> _PROMPT_
Search the records for "structured". Copy every line where it appears.
────────────────────────────────────────
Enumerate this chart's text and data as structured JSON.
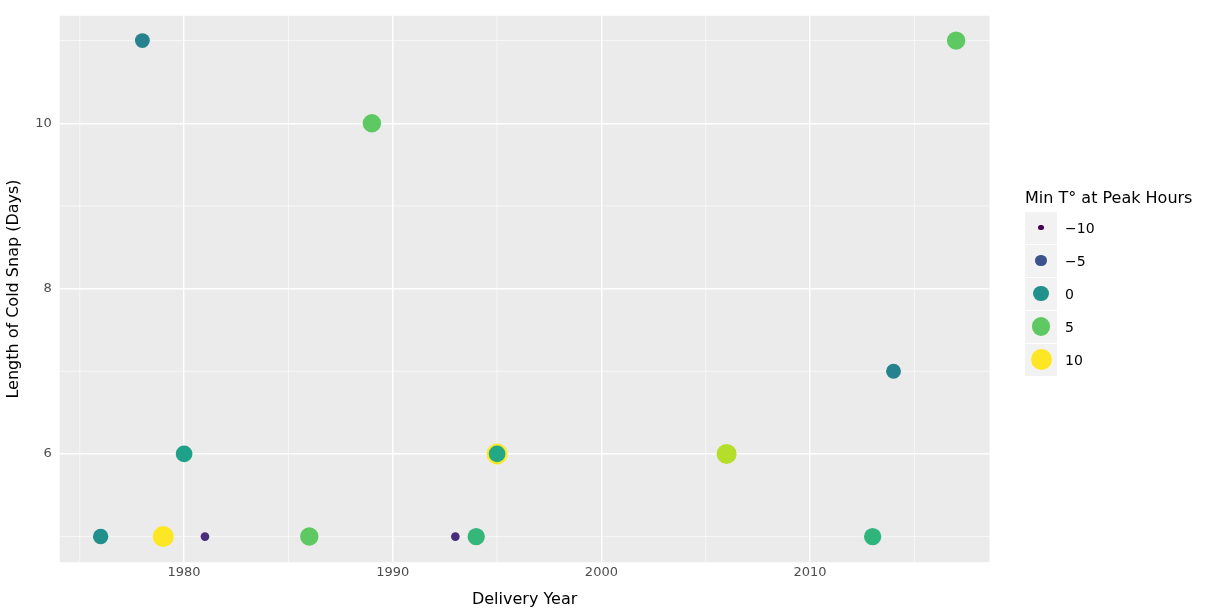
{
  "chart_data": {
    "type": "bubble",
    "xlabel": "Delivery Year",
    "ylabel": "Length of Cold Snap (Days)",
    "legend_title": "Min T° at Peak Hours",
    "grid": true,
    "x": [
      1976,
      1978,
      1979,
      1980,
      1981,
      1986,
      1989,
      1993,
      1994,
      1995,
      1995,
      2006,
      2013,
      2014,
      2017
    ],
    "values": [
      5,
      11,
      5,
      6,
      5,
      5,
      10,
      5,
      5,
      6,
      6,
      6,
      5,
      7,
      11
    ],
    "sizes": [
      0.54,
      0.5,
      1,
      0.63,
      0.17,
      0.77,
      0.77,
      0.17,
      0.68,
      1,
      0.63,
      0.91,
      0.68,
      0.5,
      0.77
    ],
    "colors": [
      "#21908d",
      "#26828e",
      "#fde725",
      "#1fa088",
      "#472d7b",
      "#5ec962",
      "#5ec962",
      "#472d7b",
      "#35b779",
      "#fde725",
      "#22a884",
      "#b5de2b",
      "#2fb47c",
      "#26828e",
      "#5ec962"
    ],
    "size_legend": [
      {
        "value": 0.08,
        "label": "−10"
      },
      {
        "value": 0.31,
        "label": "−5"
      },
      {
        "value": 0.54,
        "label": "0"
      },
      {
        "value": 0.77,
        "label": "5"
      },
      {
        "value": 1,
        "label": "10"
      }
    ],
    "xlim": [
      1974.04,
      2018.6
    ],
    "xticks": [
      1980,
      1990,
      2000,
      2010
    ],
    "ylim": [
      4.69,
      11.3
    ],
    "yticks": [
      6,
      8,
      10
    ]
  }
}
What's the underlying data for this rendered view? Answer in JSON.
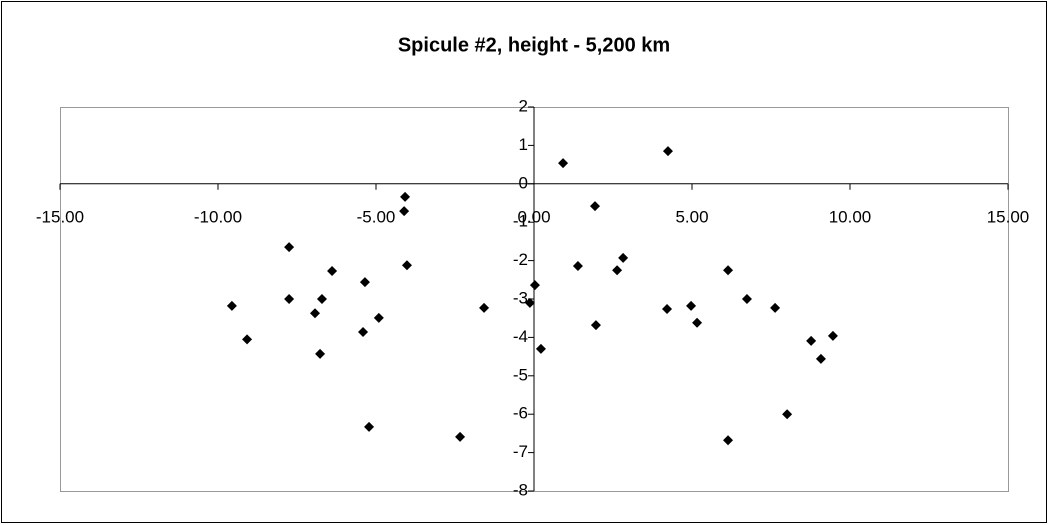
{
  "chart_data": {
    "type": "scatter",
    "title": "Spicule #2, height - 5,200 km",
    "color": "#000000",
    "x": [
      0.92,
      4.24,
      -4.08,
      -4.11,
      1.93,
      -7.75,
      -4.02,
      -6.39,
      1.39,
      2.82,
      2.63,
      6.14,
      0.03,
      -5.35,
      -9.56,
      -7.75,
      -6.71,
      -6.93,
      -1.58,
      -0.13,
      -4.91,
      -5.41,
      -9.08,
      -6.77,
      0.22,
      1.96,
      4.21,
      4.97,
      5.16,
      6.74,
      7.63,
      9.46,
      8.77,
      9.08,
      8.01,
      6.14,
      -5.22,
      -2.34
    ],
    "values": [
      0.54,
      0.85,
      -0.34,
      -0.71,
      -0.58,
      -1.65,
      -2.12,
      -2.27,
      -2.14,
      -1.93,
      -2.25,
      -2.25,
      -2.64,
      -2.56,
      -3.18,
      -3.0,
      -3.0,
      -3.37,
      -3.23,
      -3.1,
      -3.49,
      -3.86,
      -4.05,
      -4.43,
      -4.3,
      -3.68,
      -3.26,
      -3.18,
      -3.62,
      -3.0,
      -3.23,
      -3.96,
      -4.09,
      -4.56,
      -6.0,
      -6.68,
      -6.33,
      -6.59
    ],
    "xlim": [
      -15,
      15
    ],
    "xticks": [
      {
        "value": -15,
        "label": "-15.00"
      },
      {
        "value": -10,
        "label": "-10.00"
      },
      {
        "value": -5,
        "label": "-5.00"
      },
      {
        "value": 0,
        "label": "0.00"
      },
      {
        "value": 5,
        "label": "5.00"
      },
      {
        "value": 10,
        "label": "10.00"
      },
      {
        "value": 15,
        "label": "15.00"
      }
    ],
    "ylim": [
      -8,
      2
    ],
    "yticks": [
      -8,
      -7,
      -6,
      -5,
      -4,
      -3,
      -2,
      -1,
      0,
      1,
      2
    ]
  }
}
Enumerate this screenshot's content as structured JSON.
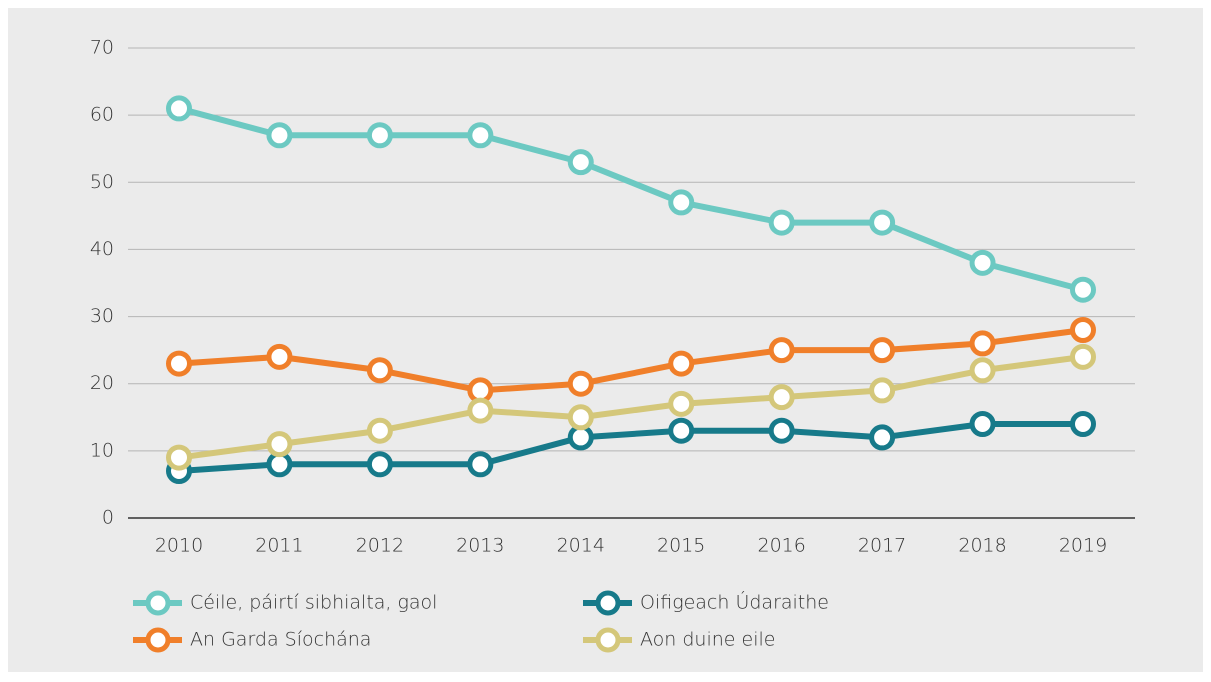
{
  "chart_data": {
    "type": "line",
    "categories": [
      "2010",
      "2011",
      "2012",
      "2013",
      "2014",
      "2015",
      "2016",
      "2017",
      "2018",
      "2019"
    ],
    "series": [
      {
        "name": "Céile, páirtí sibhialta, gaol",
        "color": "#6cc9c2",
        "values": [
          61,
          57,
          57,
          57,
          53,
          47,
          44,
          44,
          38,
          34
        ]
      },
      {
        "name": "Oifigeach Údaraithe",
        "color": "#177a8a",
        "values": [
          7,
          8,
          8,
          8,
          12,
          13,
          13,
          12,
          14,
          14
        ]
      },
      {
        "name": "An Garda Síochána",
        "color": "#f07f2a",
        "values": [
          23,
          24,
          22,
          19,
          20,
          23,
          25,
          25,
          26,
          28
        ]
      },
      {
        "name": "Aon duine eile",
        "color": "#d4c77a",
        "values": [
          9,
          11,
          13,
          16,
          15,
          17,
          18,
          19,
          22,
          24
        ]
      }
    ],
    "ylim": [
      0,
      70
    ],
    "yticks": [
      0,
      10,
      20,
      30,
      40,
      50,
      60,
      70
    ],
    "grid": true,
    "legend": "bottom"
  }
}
────────────────────────────────────────
> _WORKED SOLUTION_
Enumerate this chart's text and data as structured JSON.
Enumerate this screenshot's content as structured JSON.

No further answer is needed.